Data entries
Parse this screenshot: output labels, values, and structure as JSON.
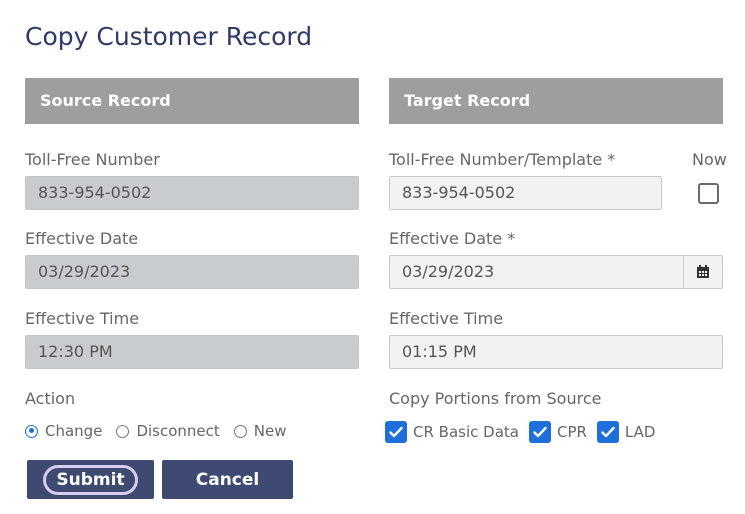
{
  "page": {
    "title": "Copy Customer Record"
  },
  "source": {
    "heading": "Source Record",
    "toll_free_label": "Toll-Free Number",
    "toll_free_value": "833-954-0502",
    "eff_date_label": "Effective Date",
    "eff_date_value": "03/29/2023",
    "eff_time_label": "Effective Time",
    "eff_time_value": "12:30 PM"
  },
  "target": {
    "heading": "Target Record",
    "toll_free_label": "Toll-Free Number/Template *",
    "toll_free_value": "833-954-0502",
    "now_label": "Now",
    "now_checked": false,
    "eff_date_label": "Effective Date *",
    "eff_date_value": "03/29/2023",
    "eff_time_label": "Effective Time",
    "eff_time_value": "01:15 PM"
  },
  "action": {
    "label": "Action",
    "options": [
      {
        "label": "Change",
        "selected": true
      },
      {
        "label": "Disconnect",
        "selected": false
      },
      {
        "label": "New",
        "selected": false
      }
    ]
  },
  "copy_portions": {
    "label": "Copy Portions from Source",
    "options": [
      {
        "label": "CR Basic Data",
        "checked": true
      },
      {
        "label": "CPR",
        "checked": true
      },
      {
        "label": "LAD",
        "checked": true
      }
    ]
  },
  "buttons": {
    "submit": "Submit",
    "cancel": "Cancel"
  },
  "icons": {
    "calendar": "calendar-icon",
    "check": "checkmark-icon"
  },
  "colors": {
    "accent": "#1e6fd9",
    "button": "#3f4a72",
    "header": "#9e9e9e",
    "title": "#2f3a66"
  }
}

Task instructions: Your task is to repeat the data above exactly while excluding the pictures.

Finished exercise:
Parse this screenshot: output labels, values, and structure as JSON.
{
  "page": {
    "title": "Copy Customer Record"
  },
  "source": {
    "heading": "Source Record",
    "toll_free_label": "Toll-Free Number",
    "toll_free_value": "833-954-0502",
    "eff_date_label": "Effective Date",
    "eff_date_value": "03/29/2023",
    "eff_time_label": "Effective Time",
    "eff_time_value": "12:30 PM"
  },
  "target": {
    "heading": "Target Record",
    "toll_free_label": "Toll-Free Number/Template *",
    "toll_free_value": "833-954-0502",
    "now_label": "Now",
    "now_checked": false,
    "eff_date_label": "Effective Date *",
    "eff_date_value": "03/29/2023",
    "eff_time_label": "Effective Time",
    "eff_time_value": "01:15 PM"
  },
  "action": {
    "label": "Action",
    "options": [
      {
        "label": "Change",
        "selected": true
      },
      {
        "label": "Disconnect",
        "selected": false
      },
      {
        "label": "New",
        "selected": false
      }
    ]
  },
  "copy_portions": {
    "label": "Copy Portions from Source",
    "options": [
      {
        "label": "CR Basic Data",
        "checked": true
      },
      {
        "label": "CPR",
        "checked": true
      },
      {
        "label": "LAD",
        "checked": true
      }
    ]
  },
  "buttons": {
    "submit": "Submit",
    "cancel": "Cancel"
  },
  "icons": {
    "calendar": "calendar-icon",
    "check": "checkmark-icon"
  },
  "colors": {
    "accent": "#1e6fd9",
    "button": "#3f4a72",
    "header": "#9e9e9e",
    "title": "#2f3a66"
  }
}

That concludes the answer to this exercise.